Extracted records
§

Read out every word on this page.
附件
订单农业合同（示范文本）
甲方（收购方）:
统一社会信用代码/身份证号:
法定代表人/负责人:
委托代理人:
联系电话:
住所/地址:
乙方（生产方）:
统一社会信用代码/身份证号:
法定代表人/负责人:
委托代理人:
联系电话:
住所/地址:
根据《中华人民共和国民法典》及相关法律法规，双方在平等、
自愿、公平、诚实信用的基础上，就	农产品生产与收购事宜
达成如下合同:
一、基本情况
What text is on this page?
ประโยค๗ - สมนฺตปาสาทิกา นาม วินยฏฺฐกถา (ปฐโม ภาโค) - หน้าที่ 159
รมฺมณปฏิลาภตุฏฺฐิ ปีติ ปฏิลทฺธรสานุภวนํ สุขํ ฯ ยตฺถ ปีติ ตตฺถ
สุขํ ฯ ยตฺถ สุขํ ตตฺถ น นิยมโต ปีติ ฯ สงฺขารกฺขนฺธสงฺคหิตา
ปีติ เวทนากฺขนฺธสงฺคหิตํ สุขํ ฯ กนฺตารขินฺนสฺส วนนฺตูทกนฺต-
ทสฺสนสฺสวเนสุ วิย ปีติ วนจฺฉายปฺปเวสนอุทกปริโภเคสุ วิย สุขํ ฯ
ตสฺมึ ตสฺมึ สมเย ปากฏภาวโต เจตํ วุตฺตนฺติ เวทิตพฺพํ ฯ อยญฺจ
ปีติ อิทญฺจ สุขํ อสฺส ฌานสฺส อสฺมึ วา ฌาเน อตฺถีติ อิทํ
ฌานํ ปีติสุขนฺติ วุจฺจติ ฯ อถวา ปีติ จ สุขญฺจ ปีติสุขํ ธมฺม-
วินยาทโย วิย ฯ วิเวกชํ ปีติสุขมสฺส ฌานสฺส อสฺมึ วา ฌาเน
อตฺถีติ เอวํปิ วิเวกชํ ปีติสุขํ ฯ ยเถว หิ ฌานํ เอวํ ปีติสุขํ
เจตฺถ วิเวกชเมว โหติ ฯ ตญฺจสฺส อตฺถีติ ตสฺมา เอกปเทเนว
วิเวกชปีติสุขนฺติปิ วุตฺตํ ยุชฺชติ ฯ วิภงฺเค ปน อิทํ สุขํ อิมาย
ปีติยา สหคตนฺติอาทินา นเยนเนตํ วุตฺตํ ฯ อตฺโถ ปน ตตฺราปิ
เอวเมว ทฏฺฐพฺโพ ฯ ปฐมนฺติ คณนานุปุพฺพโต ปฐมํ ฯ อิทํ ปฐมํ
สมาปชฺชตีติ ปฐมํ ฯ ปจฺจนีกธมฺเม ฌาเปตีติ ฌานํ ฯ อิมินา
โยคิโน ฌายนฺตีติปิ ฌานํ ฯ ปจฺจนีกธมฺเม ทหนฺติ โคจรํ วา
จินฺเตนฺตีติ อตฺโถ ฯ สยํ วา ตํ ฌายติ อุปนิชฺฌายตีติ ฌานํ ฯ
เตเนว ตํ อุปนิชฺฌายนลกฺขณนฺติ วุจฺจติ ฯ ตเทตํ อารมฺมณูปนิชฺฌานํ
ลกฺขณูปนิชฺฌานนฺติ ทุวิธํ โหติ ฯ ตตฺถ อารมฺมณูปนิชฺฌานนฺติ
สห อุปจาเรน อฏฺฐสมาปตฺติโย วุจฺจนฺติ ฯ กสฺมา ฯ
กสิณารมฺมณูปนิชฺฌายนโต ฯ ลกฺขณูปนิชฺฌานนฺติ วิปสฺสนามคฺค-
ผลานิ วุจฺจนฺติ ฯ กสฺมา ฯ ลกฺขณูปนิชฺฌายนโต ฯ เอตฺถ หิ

§

### [Exercise instructions]
Select all lines in the listing above where the word "ฌาเน" appears, and show them.

### [Answer to this problem]
ปีติ อิทญฺจ สุขํ อสฺส ฌานสฺส อสฺมึ วา ฌาเน อตฺถีติ อิทํ
วินยาทโย วิย ฯ วิเวกชํ ปีติสุขมสฺส ฌานสฺส อสฺมึ วา ฌาเน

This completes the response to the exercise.